-- Begin --

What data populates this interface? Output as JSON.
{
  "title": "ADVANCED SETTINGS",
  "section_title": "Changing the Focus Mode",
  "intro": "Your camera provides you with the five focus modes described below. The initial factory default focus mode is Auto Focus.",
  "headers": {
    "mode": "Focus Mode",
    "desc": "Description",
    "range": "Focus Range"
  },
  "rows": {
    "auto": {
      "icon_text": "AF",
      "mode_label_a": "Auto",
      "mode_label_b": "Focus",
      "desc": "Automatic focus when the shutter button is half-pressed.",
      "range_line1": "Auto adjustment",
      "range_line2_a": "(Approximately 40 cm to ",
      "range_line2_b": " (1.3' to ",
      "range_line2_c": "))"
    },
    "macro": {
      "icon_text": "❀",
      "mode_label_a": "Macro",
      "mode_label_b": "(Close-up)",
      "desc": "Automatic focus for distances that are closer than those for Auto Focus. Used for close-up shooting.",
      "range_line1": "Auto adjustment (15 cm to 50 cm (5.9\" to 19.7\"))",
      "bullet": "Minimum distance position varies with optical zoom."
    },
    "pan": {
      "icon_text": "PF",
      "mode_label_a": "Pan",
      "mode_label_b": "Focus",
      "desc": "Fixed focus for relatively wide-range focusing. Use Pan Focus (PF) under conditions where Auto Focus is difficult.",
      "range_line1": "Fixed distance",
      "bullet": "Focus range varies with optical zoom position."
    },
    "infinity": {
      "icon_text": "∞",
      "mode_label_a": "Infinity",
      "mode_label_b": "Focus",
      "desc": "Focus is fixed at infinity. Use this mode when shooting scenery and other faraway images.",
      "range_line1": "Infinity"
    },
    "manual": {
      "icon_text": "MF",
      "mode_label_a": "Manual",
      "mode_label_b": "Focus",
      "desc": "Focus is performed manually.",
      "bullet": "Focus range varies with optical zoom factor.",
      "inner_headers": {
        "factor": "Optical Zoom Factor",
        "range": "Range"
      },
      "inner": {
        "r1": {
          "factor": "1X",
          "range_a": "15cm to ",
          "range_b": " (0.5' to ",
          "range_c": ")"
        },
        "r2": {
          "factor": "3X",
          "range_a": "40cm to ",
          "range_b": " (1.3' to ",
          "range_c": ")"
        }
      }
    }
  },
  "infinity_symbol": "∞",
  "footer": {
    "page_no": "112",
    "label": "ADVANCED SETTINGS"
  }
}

-- End --
-- Begin --

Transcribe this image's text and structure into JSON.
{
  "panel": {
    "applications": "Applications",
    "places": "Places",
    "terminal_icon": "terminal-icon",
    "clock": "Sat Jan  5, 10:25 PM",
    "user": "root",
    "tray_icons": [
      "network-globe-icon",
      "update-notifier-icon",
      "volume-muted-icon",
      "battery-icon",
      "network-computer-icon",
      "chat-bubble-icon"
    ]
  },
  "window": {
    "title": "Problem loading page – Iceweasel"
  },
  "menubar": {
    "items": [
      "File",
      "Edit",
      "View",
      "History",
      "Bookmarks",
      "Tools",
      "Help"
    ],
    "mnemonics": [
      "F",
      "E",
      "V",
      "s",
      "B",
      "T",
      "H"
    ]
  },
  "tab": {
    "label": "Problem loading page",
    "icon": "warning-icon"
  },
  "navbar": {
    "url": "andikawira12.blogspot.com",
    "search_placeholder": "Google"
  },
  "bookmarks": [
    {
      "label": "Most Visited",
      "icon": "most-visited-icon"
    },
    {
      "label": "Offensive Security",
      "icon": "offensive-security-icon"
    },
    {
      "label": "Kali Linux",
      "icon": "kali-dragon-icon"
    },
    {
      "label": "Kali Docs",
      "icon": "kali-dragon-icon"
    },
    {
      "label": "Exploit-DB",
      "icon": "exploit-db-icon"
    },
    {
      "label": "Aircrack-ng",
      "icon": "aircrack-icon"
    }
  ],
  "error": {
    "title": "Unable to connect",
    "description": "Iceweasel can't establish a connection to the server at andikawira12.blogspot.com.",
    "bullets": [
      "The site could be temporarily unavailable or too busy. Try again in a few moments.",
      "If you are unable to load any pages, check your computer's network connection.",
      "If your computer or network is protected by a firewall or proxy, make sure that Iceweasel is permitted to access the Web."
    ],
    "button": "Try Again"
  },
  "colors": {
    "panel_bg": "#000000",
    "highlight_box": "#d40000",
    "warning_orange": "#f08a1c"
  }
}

-- End --

_WHAT YOU ARE ASKED TO DO_. Of the lines above, how many hold the string "varies"? Answer with only the number.

_FULL RESPONSE_. 3